(Dataset items)
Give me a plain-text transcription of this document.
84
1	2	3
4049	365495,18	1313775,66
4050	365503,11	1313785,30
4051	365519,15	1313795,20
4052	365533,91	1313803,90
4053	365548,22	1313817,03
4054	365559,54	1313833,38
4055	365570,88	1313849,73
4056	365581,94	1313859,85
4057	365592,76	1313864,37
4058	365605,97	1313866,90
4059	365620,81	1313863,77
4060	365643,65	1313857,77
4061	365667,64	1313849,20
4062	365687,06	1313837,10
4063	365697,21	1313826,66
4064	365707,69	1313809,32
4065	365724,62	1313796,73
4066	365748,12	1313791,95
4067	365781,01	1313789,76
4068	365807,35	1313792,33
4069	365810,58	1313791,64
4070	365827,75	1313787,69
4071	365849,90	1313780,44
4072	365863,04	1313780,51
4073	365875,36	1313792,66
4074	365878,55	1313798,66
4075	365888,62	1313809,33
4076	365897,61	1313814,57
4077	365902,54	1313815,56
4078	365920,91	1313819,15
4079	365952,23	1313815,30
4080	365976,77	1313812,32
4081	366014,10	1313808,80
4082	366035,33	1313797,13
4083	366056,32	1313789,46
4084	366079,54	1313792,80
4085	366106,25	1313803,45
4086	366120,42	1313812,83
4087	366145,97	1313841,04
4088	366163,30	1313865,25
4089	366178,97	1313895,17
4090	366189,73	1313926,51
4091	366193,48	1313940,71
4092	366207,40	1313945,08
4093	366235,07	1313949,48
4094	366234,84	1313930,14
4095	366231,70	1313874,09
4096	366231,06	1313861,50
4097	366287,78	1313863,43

To be done.
From the records above, extract every entry exactly as given.

Reply to the task.
Give me a plain-text transcription of this document.
84
1	2	3
4049	365495,18	1313775,66
4050	365503,11	1313785,30
4051	365519,15	1313795,20
4052	365533,91	1313803,90
4053	365548,22	1313817,03
4054	365559,54	1313833,38
4055	365570,88	1313849,73
4056	365581,94	1313859,85
4057	365592,76	1313864,37
4058	365605,97	1313866,90
4059	365620,81	1313863,77
4060	365643,65	1313857,77
4061	365667,64	1313849,20
4062	365687,06	1313837,10
4063	365697,21	1313826,66
4064	365707,69	1313809,32
4065	365724,62	1313796,73
4066	365748,12	1313791,95
4067	365781,01	1313789,76
4068	365807,35	1313792,33
4069	365810,58	1313791,64
4070	365827,75	1313787,69
4071	365849,90	1313780,44
4072	365863,04	1313780,51
4073	365875,36	1313792,66
4074	365878,55	1313798,66
4075	365888,62	1313809,33
4076	365897,61	1313814,57
4077	365902,54	1313815,56
4078	365920,91	1313819,15
4079	365952,23	1313815,30
4080	365976,77	1313812,32
4081	366014,10	1313808,80
4082	366035,33	1313797,13
4083	366056,32	1313789,46
4084	366079,54	1313792,80
4085	366106,25	1313803,45
4086	366120,42	1313812,83
4087	366145,97	1313841,04
4088	366163,30	1313865,25
4089	366178,97	1313895,17
4090	366189,73	1313926,51
4091	366193,48	1313940,71
4092	366207,40	1313945,08
4093	366235,07	1313949,48
4094	366234,84	1313930,14
4095	366231,70	1313874,09
4096	366231,06	1313861,50
4097	366287,78	1313863,43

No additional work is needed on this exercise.